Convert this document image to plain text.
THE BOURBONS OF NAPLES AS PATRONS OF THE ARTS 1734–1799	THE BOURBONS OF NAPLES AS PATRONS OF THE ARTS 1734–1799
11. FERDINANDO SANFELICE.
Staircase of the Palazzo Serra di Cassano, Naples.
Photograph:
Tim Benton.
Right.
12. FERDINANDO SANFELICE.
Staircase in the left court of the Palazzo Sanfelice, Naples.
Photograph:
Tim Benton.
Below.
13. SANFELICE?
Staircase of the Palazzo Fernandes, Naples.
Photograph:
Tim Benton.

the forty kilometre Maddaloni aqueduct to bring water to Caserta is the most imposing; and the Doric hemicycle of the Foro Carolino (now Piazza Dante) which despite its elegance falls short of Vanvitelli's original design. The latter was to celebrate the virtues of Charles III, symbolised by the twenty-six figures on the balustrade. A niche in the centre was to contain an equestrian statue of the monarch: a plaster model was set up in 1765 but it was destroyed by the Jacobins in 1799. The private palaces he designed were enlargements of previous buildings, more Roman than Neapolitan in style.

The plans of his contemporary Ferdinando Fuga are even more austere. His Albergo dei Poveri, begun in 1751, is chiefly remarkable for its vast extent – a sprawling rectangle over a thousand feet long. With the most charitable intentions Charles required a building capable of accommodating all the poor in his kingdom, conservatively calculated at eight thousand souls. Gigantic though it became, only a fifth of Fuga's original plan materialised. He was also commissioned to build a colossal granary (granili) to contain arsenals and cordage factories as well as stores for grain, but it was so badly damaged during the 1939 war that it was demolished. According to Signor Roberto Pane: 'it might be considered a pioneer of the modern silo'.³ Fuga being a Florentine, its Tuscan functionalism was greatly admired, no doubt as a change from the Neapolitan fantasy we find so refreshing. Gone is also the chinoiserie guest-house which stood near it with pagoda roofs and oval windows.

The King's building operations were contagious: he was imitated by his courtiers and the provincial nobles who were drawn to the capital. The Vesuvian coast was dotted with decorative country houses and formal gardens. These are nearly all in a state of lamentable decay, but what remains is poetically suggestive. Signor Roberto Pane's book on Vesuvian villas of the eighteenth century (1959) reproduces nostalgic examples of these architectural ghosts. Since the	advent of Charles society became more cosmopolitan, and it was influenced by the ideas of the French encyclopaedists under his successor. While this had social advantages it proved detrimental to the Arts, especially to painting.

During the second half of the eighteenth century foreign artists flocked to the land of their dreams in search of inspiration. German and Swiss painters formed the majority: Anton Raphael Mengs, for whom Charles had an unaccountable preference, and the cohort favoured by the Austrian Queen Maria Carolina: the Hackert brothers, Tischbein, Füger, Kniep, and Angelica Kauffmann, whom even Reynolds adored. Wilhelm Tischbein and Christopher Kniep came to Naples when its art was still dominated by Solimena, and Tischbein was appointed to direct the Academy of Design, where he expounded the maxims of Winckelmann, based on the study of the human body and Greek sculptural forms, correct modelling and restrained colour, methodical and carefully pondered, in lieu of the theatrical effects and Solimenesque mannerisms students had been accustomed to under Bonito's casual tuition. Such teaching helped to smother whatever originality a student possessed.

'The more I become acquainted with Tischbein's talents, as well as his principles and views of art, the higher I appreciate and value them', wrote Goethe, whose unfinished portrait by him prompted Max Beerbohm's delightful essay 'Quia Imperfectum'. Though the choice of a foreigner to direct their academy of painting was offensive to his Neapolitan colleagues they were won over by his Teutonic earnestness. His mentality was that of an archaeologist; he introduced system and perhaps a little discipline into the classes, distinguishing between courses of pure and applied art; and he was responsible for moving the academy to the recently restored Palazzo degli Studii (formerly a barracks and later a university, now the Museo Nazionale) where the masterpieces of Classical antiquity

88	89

Brief: From the listing above, copy out each line where the word "Staircase" appears.

Reply:
Staircase of the Palazzo Serra di Cassano, Naples.
Staircase in the left court of the Palazzo Sanfelice, Naples.
Staircase of the Palazzo Fernandes, Naples.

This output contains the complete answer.